Extracted records:
** Begin **

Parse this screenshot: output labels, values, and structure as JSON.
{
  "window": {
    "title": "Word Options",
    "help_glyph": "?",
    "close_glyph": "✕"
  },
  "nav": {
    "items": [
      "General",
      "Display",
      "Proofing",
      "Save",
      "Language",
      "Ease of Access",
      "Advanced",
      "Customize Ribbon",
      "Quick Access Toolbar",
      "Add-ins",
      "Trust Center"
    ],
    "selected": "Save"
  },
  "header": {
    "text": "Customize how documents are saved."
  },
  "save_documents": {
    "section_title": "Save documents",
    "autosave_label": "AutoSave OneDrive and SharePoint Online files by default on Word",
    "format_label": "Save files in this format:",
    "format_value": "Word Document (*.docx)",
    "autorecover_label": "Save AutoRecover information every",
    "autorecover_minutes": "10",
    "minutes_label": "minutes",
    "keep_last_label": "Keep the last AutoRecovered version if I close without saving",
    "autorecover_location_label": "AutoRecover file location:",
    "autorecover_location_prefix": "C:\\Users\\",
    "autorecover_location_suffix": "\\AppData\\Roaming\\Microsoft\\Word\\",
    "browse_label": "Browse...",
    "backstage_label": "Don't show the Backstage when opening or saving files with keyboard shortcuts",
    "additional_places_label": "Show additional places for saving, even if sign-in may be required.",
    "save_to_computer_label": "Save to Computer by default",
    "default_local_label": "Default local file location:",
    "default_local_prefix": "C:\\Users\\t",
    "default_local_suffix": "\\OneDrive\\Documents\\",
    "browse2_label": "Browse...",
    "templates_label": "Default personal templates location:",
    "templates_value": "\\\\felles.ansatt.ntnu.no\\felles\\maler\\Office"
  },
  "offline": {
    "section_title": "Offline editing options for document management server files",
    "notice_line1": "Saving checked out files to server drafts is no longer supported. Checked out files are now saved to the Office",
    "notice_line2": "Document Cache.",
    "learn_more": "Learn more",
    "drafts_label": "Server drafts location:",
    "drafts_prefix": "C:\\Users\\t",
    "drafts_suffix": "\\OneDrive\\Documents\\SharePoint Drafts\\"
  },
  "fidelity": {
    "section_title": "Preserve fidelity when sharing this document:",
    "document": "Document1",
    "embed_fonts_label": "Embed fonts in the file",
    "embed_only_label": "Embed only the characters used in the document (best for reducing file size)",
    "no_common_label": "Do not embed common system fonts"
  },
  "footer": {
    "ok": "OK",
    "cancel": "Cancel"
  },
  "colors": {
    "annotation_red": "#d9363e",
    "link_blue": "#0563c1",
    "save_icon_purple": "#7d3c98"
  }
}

** End **

Check every line in the material above for the string "files", then give only the number of lines that have it.

5